▶ **Given instruction**
Look below and pull out each line with the word "screenshot".

▶ **Information supplied**
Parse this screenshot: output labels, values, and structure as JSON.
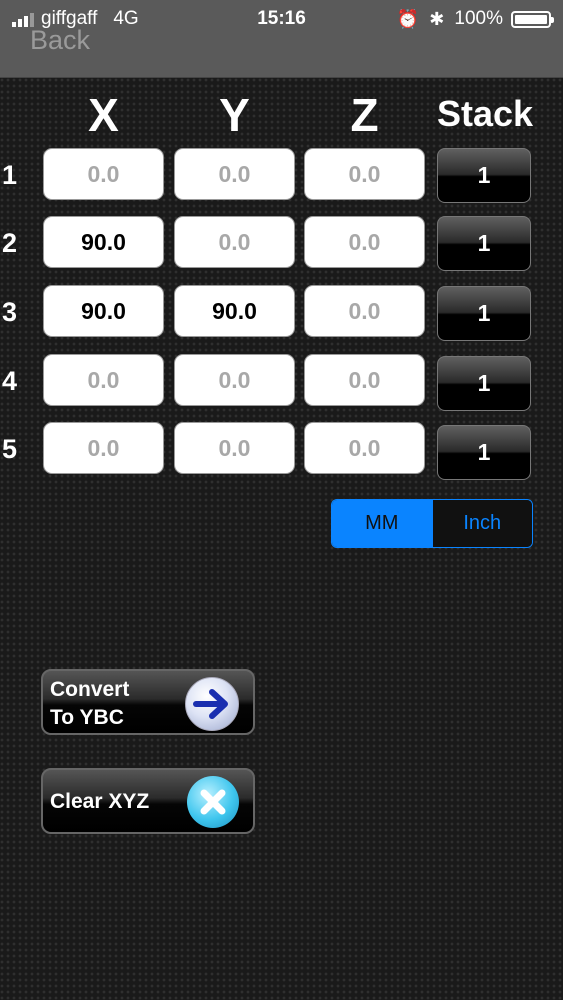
{
  "status_bar": {
    "carrier": "giffgaff",
    "network": "4G",
    "time": "15:16",
    "alarm_icon": "alarm-clock-icon",
    "bluetooth_icon": "bluetooth-icon",
    "battery_percent": "100%",
    "battery_level": 1.0
  },
  "nav": {
    "back_label": "Back"
  },
  "columns": {
    "x": "X",
    "y": "Y",
    "z": "Z",
    "stack": "Stack"
  },
  "rows": [
    {
      "num": "1",
      "x": "0.0",
      "y": "0.0",
      "z": "0.0",
      "stack": "1"
    },
    {
      "num": "2",
      "x": "90.0",
      "y": "0.0",
      "z": "0.0",
      "stack": "1"
    },
    {
      "num": "3",
      "x": "90.0",
      "y": "90.0",
      "z": "0.0",
      "stack": "1"
    },
    {
      "num": "4",
      "x": "0.0",
      "y": "0.0",
      "z": "0.0",
      "stack": "1"
    },
    {
      "num": "5",
      "x": "0.0",
      "y": "0.0",
      "z": "0.0",
      "stack": "1"
    }
  ],
  "units": {
    "options": [
      "MM",
      "Inch"
    ],
    "selected": "MM",
    "accent_color": "#0a84ff"
  },
  "buttons": {
    "convert_line1": "Convert",
    "convert_line2": "To YBC",
    "convert_icon": "right-arrow-icon",
    "clear_label": "Clear XYZ",
    "clear_icon": "close-icon"
  }
}
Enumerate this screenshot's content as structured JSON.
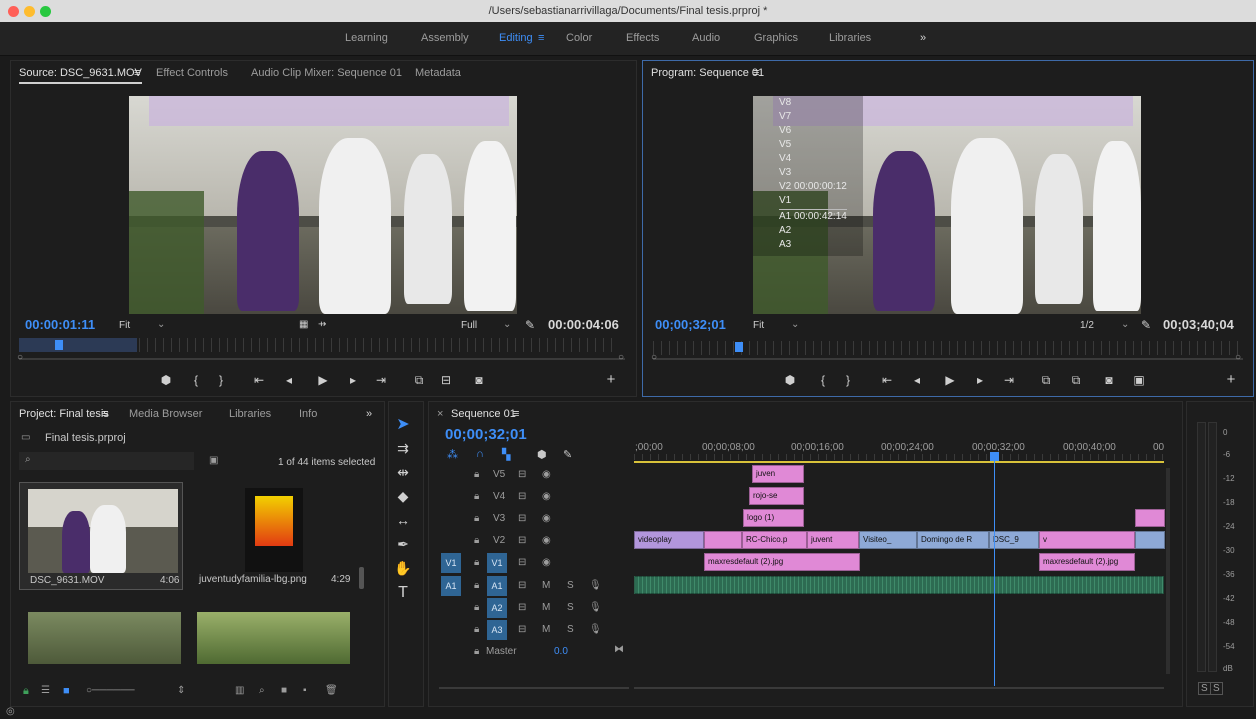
{
  "window": {
    "title": "/Users/sebastianarrivillaga/Documents/Final tesis.prproj *"
  },
  "workspaces": {
    "items": [
      "Learning",
      "Assembly",
      "Editing",
      "Color",
      "Effects",
      "Audio",
      "Graphics",
      "Libraries"
    ],
    "active": "Editing",
    "more": "»"
  },
  "source": {
    "tabs": [
      "Source: DSC_9631.MOV",
      "Effect Controls",
      "Audio Clip Mixer: Sequence 01",
      "Metadata"
    ],
    "timecode": "00:00:01:11",
    "fit": "Fit",
    "quality": "Full",
    "duration": "00:00:04:06"
  },
  "program": {
    "tab": "Program: Sequence 01",
    "timecode": "00;00;32;01",
    "fit": "Fit",
    "quality": "1/2",
    "duration": "00;03;40;04",
    "overlay": [
      "V8",
      "V7",
      "V6",
      "V5",
      "V4",
      "V3",
      "V2  00:00:00:12",
      "V1",
      "A1  00:00:42:14",
      "A2",
      "A3"
    ]
  },
  "project": {
    "tabs": [
      "Project: Final tesis",
      "Media Browser",
      "Libraries",
      "Info"
    ],
    "file": "Final tesis.prproj",
    "count": "1 of 44 items selected",
    "items": [
      {
        "name": "DSC_9631.MOV",
        "dur": "4:06"
      },
      {
        "name": "juventudyfamilia-lbg.png",
        "dur": "4:29"
      }
    ]
  },
  "timeline": {
    "tab": "Sequence 01",
    "timecode": "00;00;32;01",
    "ruler": [
      ";00;00",
      "00;00;08;00",
      "00;00;16;00",
      "00;00;24;00",
      "00;00;32;00",
      "00;00;40;00",
      "00"
    ],
    "tracks": [
      {
        "id": "V5",
        "m": "",
        "s": ""
      },
      {
        "id": "V4",
        "m": "",
        "s": ""
      },
      {
        "id": "V3",
        "m": "",
        "s": ""
      },
      {
        "id": "V2",
        "m": "",
        "s": ""
      },
      {
        "id": "V1",
        "m": "",
        "s": ""
      },
      {
        "id": "A1",
        "m": "M",
        "s": "S"
      },
      {
        "id": "A2",
        "m": "M",
        "s": "S"
      },
      {
        "id": "A3",
        "m": "M",
        "s": "S"
      }
    ],
    "src_v": "V1",
    "src_a": "A1",
    "master": "Master",
    "master_val": "0.0",
    "clips": {
      "juven": "juven",
      "rojo": "rojo-se",
      "logo": "logo (1)",
      "videoplay": "videoplay",
      "rcchico": "RC-Chico.p",
      "juvent": "juvent",
      "visiteo": "Visiteo_",
      "domingo": "Domingo de R",
      "dsc": "DSC_9",
      "v": "v",
      "maxres1": "maxresdefault (2).jpg",
      "maxres2": "maxresdefault (2).jpg"
    }
  },
  "meter": {
    "labels": [
      "0",
      "-6",
      "-12",
      "-18",
      "-24",
      "-30",
      "-36",
      "-42",
      "-48",
      "-54",
      "dB"
    ],
    "solo": [
      "S",
      "S"
    ]
  }
}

▶ **Solution to the exercise**
Parse this screenshot: output labels, values, and structure as JSON.
Enumerate this screenshot's content as structured JSON.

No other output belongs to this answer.